### Written problem
Copy out the material below in full, but not its images.

### The data
·····
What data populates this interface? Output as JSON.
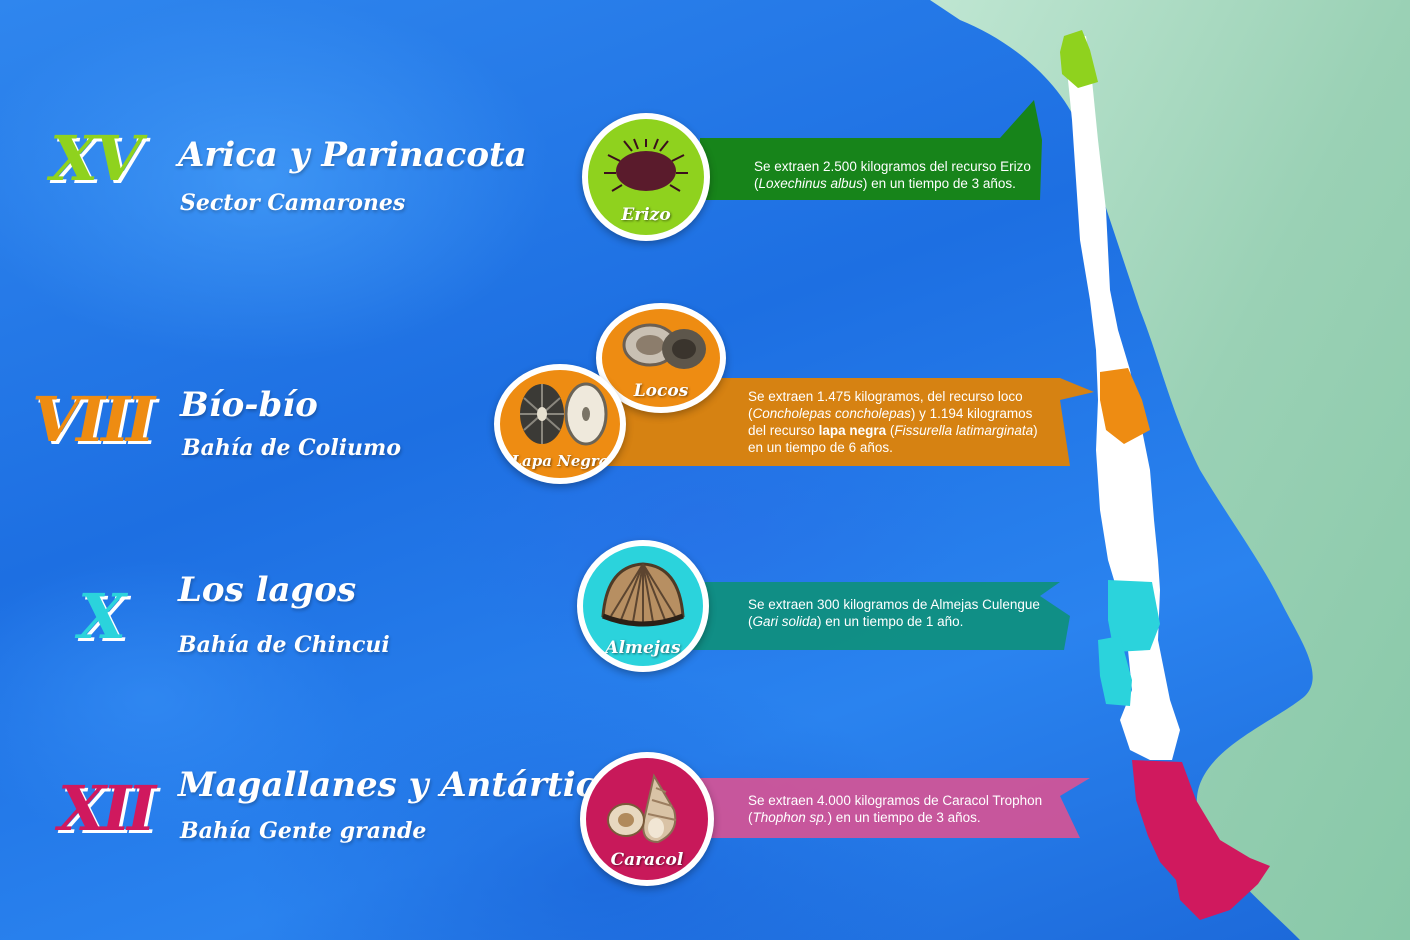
{
  "colors": {
    "green": "#8fd21e",
    "orange": "#ee8c12",
    "cyan": "#2bd3dc",
    "crimson": "#d0195e",
    "banner_green": "#17850f",
    "banner_orange": "#dc820a",
    "banner_teal": "#0f8f7f",
    "banner_pink": "#d45496",
    "ocean": "#2178e6",
    "land": "#9fd4b6"
  },
  "regions": [
    {
      "numeral": "XV",
      "name": "Arica y Parinacota",
      "sector": "Sector Camarones",
      "species": [
        {
          "label": "Erizo",
          "icon": "sea-urchin-icon"
        }
      ],
      "info": {
        "pre": "Se extraen 2.500 kilogramos del recurso Erizo",
        "sci_open": "(",
        "sci": "Loxechinus albus",
        "post": ") en un tiempo de 3 años."
      }
    },
    {
      "numeral": "VIII",
      "name": "Bío-bío",
      "sector": "Bahía de Coliumo",
      "species": [
        {
          "label": "Locos",
          "icon": "abalone-icon"
        },
        {
          "label": "Lapa Negra",
          "icon": "limpet-icon"
        }
      ],
      "info": {
        "line1": "Se extraen 1.475 kilogramos, del recurso loco",
        "sci1": "Concholepas concholepas",
        "mid": "y  1.194 kilogramos",
        "line3a": "del recurso",
        "bold": "lapa negra",
        "sci2": "Fissurella latimarginata",
        "line4": "en un tiempo de 6 años."
      }
    },
    {
      "numeral": "X",
      "name": "Los lagos",
      "sector": "Bahía de Chincui",
      "species": [
        {
          "label": "Almejas",
          "icon": "clam-icon"
        }
      ],
      "info": {
        "pre": "Se extraen 300 kilogramos de Almejas Culengue",
        "sci_open": "(",
        "sci": "Gari solida",
        "post": ") en un tiempo de 1 año."
      }
    },
    {
      "numeral": "XII",
      "name": "Magallanes y Antártica",
      "sector": "Bahía Gente grande",
      "species": [
        {
          "label": "Caracol",
          "icon": "snail-shell-icon"
        }
      ],
      "info": {
        "pre": "Se extraen 4.000 kilogramos de Caracol Trophon",
        "sci_open": "(",
        "sci": "Thophon sp.",
        "post": ") en un tiempo de 3 años."
      }
    }
  ]
}
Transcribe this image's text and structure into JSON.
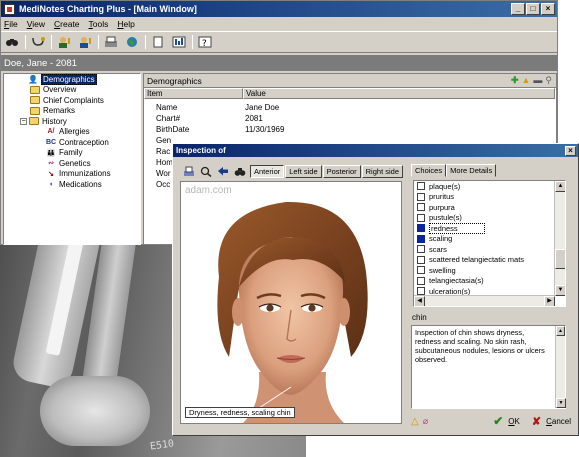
{
  "main_window": {
    "title": "MediNotes Charting Plus - [Main Window]",
    "menu": [
      "File",
      "View",
      "Create",
      "Tools",
      "Help"
    ],
    "patient": "Doe, Jane - 2081",
    "tree": [
      {
        "label": "Demographics",
        "icon": "person-icon",
        "selected": true
      },
      {
        "label": "Overview",
        "icon": "folder-icon"
      },
      {
        "label": "Chief Complaints",
        "icon": "folder-icon"
      },
      {
        "label": "Remarks",
        "icon": "folder-icon"
      },
      {
        "label": "History",
        "icon": "folder-icon",
        "expanded": true
      },
      {
        "label": "Allergies",
        "icon": "allergy-icon"
      },
      {
        "label": "Contraception",
        "icon": "contraception-icon"
      },
      {
        "label": "Family",
        "icon": "family-icon"
      },
      {
        "label": "Genetics",
        "icon": "genetics-icon"
      },
      {
        "label": "Immunizations",
        "icon": "syringe-icon"
      },
      {
        "label": "Medications",
        "icon": "pill-icon"
      }
    ],
    "pane_title": "Demographics",
    "grid_headers": [
      "Item",
      "Value"
    ],
    "grid_rows": [
      {
        "item": "Name",
        "value": "Jane Doe"
      },
      {
        "item": "Chart#",
        "value": "2081"
      },
      {
        "item": "BirthDate",
        "value": "11/30/1969"
      },
      {
        "item": "Gen",
        "value": ""
      },
      {
        "item": "Rac",
        "value": ""
      },
      {
        "item": "Hom",
        "value": ""
      },
      {
        "item": "Wor",
        "value": ""
      },
      {
        "item": "Occ",
        "value": ""
      }
    ]
  },
  "dialog": {
    "title": "Inspection of",
    "view_tabs": [
      "Anterior",
      "Left side",
      "Posterior",
      "Right side"
    ],
    "active_view": "Anterior",
    "watermark": "adam.com",
    "caption": "Dryness, redness, scaling chin",
    "choice_tabs": [
      "Choices",
      "More Details"
    ],
    "choices": [
      {
        "label": "plaque(s)",
        "checked": false
      },
      {
        "label": "pruritus",
        "checked": false
      },
      {
        "label": "purpura",
        "checked": false
      },
      {
        "label": "pustule(s)",
        "checked": false
      },
      {
        "label": "redness",
        "checked": true,
        "focus": true
      },
      {
        "label": "scaling",
        "checked": true
      },
      {
        "label": "scars",
        "checked": false
      },
      {
        "label": "scattered telangiectatic mats",
        "checked": false
      },
      {
        "label": "swelling",
        "checked": false
      },
      {
        "label": "telangiectasia(s)",
        "checked": false
      },
      {
        "label": "ulceration(s)",
        "checked": false
      }
    ],
    "region": "chin",
    "description": "Inspection of chin shows dryness, redness and scaling.  No skin rash, subcutaneous nodules, lesions or ulcers observed.",
    "ok_label": "OK",
    "cancel_label": "Cancel"
  },
  "xray": {
    "marker_text": "E510"
  }
}
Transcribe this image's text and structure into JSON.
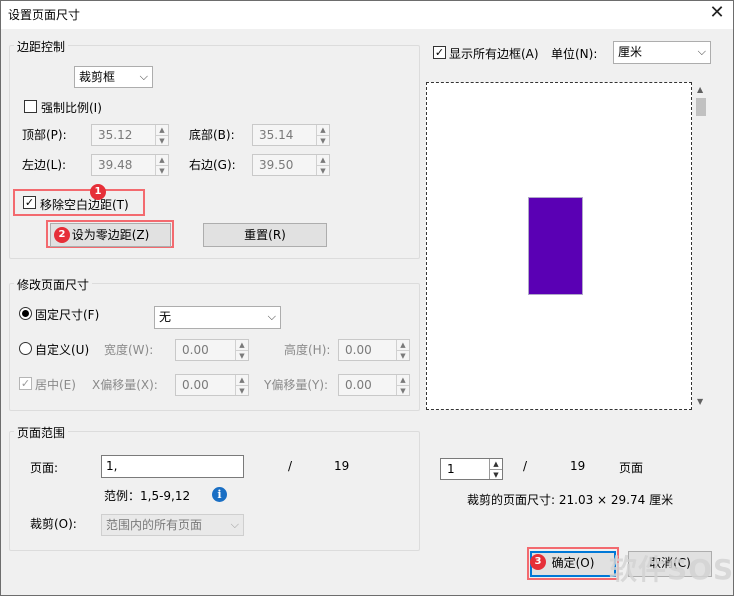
{
  "window": {
    "title": "设置页面尺寸",
    "close": "✕"
  },
  "margins": {
    "group_label": "边距控制",
    "box_mode": "裁剪框",
    "force_ratio": "强制比例(I)",
    "top_label": "顶部(P):",
    "top_value": "35.12",
    "bottom_label": "底部(B):",
    "bottom_value": "35.14",
    "left_label": "左边(L):",
    "left_value": "39.48",
    "right_label": "右边(G):",
    "right_value": "39.50",
    "remove_white": "移除空白边距(T)",
    "remove_white_checked": true,
    "set_zero": "设为零边距(Z)",
    "reset": "重置(R)"
  },
  "page_size": {
    "group_label": "修改页面尺寸",
    "fixed_label": "固定尺寸(F)",
    "fixed_value": "无",
    "custom_label": "自定义(U)",
    "width_label": "宽度(W):",
    "width_value": "0.00",
    "height_label": "高度(H):",
    "height_value": "0.00",
    "center_label": "居中(E)",
    "xoffset_label": "X偏移量(X):",
    "xoffset_value": "0.00",
    "yoffset_label": "Y偏移量(Y):",
    "yoffset_value": "0.00"
  },
  "page_range": {
    "group_label": "页面范围",
    "pages_label": "页面:",
    "pages_value": "1,",
    "slash": "/",
    "total": "19",
    "example": "范例：1,5-9,12",
    "crop_label": "裁剪(O):",
    "crop_value": "范围内的所有页面"
  },
  "preview": {
    "show_all_boxes": "显示所有边框(A)",
    "unit_label": "单位(N):",
    "unit_value": "厘米",
    "page_current": "1",
    "slash": "/",
    "page_total": "19",
    "page_word": "页面",
    "crop_size": "裁剪的页面尺寸: 21.03 × 29.74  厘米",
    "page_color": "#5a00b4"
  },
  "buttons": {
    "ok": "确定(O)",
    "cancel": "取消(C)"
  },
  "markers": {
    "m1": "1",
    "m2": "2",
    "m3": "3"
  },
  "watermark": "软件SOS",
  "icons": {
    "info": "i",
    "check": "✓",
    "chevron": "⌵"
  }
}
·····
### Task result
What data populates this interface? Output as JSON.
{
  "colors": {
    "green": "#8fd21e",
    "orange": "#ee8c12",
    "cyan": "#2bd3dc",
    "crimson": "#d0195e",
    "banner_green": "#17850f",
    "banner_orange": "#dc820a",
    "banner_teal": "#0f8f7f",
    "banner_pink": "#d45496",
    "ocean": "#2178e6",
    "land": "#9fd4b6"
  },
  "regions": [
    {
      "numeral": "XV",
      "name": "Arica y Parinacota",
      "sector": "Sector Camarones",
      "species": [
        {
          "label": "Erizo",
          "icon": "sea-urchin-icon"
        }
      ],
      "info": {
        "pre": "Se extraen 2.500 kilogramos del recurso Erizo",
        "sci_open": "(",
        "sci": "Loxechinus albus",
        "post": ") en un tiempo de 3 años."
      }
    },
    {
      "numeral": "VIII",
      "name": "Bío-bío",
      "sector": "Bahía de Coliumo",
      "species": [
        {
          "label": "Locos",
          "icon": "abalone-icon"
        },
        {
          "label": "Lapa Negra",
          "icon": "limpet-icon"
        }
      ],
      "info": {
        "line1": "Se extraen 1.475 kilogramos, del recurso loco",
        "sci1": "Concholepas concholepas",
        "mid": "y  1.194 kilogramos",
        "line3a": "del recurso",
        "bold": "lapa negra",
        "sci2": "Fissurella latimarginata",
        "line4": "en un tiempo de 6 años."
      }
    },
    {
      "numeral": "X",
      "name": "Los lagos",
      "sector": "Bahía de Chincui",
      "species": [
        {
          "label": "Almejas",
          "icon": "clam-icon"
        }
      ],
      "info": {
        "pre": "Se extraen 300 kilogramos de Almejas Culengue",
        "sci_open": "(",
        "sci": "Gari solida",
        "post": ") en un tiempo de 1 año."
      }
    },
    {
      "numeral": "XII",
      "name": "Magallanes y Antártica",
      "sector": "Bahía Gente grande",
      "species": [
        {
          "label": "Caracol",
          "icon": "snail-shell-icon"
        }
      ],
      "info": {
        "pre": "Se extraen 4.000 kilogramos de Caracol Trophon",
        "sci_open": "(",
        "sci": "Thophon sp.",
        "post": ") en un tiempo de 3 años."
      }
    }
  ]
}
Transcribe this image's text and structure into JSON.
{
  "main_window": {
    "title": "MediNotes Charting Plus - [Main Window]",
    "menu": [
      "File",
      "View",
      "Create",
      "Tools",
      "Help"
    ],
    "patient": "Doe, Jane - 2081",
    "tree": [
      {
        "label": "Demographics",
        "icon": "person-icon",
        "selected": true
      },
      {
        "label": "Overview",
        "icon": "folder-icon"
      },
      {
        "label": "Chief Complaints",
        "icon": "folder-icon"
      },
      {
        "label": "Remarks",
        "icon": "folder-icon"
      },
      {
        "label": "History",
        "icon": "folder-icon",
        "expanded": true
      },
      {
        "label": "Allergies",
        "icon": "allergy-icon"
      },
      {
        "label": "Contraception",
        "icon": "contraception-icon"
      },
      {
        "label": "Family",
        "icon": "family-icon"
      },
      {
        "label": "Genetics",
        "icon": "genetics-icon"
      },
      {
        "label": "Immunizations",
        "icon": "syringe-icon"
      },
      {
        "label": "Medications",
        "icon": "pill-icon"
      }
    ],
    "pane_title": "Demographics",
    "grid_headers": [
      "Item",
      "Value"
    ],
    "grid_rows": [
      {
        "item": "Name",
        "value": "Jane Doe"
      },
      {
        "item": "Chart#",
        "value": "2081"
      },
      {
        "item": "BirthDate",
        "value": "11/30/1969"
      },
      {
        "item": "Gen",
        "value": ""
      },
      {
        "item": "Rac",
        "value": ""
      },
      {
        "item": "Hom",
        "value": ""
      },
      {
        "item": "Wor",
        "value": ""
      },
      {
        "item": "Occ",
        "value": ""
      }
    ]
  },
  "dialog": {
    "title": "Inspection of",
    "view_tabs": [
      "Anterior",
      "Left side",
      "Posterior",
      "Right side"
    ],
    "active_view": "Anterior",
    "watermark": "adam.com",
    "caption": "Dryness, redness, scaling chin",
    "choice_tabs": [
      "Choices",
      "More Details"
    ],
    "choices": [
      {
        "label": "plaque(s)",
        "checked": false
      },
      {
        "label": "pruritus",
        "checked": false
      },
      {
        "label": "purpura",
        "checked": false
      },
      {
        "label": "pustule(s)",
        "checked": false
      },
      {
        "label": "redness",
        "checked": true,
        "focus": true
      },
      {
        "label": "scaling",
        "checked": true
      },
      {
        "label": "scars",
        "checked": false
      },
      {
        "label": "scattered telangiectatic mats",
        "checked": false
      },
      {
        "label": "swelling",
        "checked": false
      },
      {
        "label": "telangiectasia(s)",
        "checked": false
      },
      {
        "label": "ulceration(s)",
        "checked": false
      }
    ],
    "region": "chin",
    "description": "Inspection of chin shows dryness, redness and scaling.  No skin rash, subcutaneous nodules, lesions or ulcers observed.",
    "ok_label": "OK",
    "cancel_label": "Cancel"
  },
  "xray": {
    "marker_text": "E510"
  }
}
Transcribe this image's text and structure into JSON.
{
  "window": {
    "title": "设置页面尺寸",
    "close": "✕"
  },
  "margins": {
    "group_label": "边距控制",
    "box_mode": "裁剪框",
    "force_ratio": "强制比例(I)",
    "top_label": "顶部(P):",
    "top_value": "35.12",
    "bottom_label": "底部(B):",
    "bottom_value": "35.14",
    "left_label": "左边(L):",
    "left_value": "39.48",
    "right_label": "右边(G):",
    "right_value": "39.50",
    "remove_white": "移除空白边距(T)",
    "remove_white_checked": true,
    "set_zero": "设为零边距(Z)",
    "reset": "重置(R)"
  },
  "page_size": {
    "group_label": "修改页面尺寸",
    "fixed_label": "固定尺寸(F)",
    "fixed_value": "无",
    "custom_label": "自定义(U)",
    "width_label": "宽度(W):",
    "width_value": "0.00",
    "height_label": "高度(H):",
    "height_value": "0.00",
    "center_label": "居中(E)",
    "xoffset_label": "X偏移量(X):",
    "xoffset_value": "0.00",
    "yoffset_label": "Y偏移量(Y):",
    "yoffset_value": "0.00"
  },
  "page_range": {
    "group_label": "页面范围",
    "pages_label": "页面:",
    "pages_value": "1,",
    "slash": "/",
    "total": "19",
    "example": "范例：1,5-9,12",
    "crop_label": "裁剪(O):",
    "crop_value": "范围内的所有页面"
  },
  "preview": {
    "show_all_boxes": "显示所有边框(A)",
    "unit_label": "单位(N):",
    "unit_value": "厘米",
    "page_current": "1",
    "slash": "/",
    "page_total": "19",
    "page_word": "页面",
    "crop_size": "裁剪的页面尺寸: 21.03 × 29.74  厘米",
    "page_color": "#5a00b4"
  },
  "buttons": {
    "ok": "确定(O)",
    "cancel": "取消(C)"
  },
  "markers": {
    "m1": "1",
    "m2": "2",
    "m3": "3"
  },
  "watermark": "软件SOS",
  "icons": {
    "info": "i",
    "check": "✓",
    "chevron": "⌵"
  }
}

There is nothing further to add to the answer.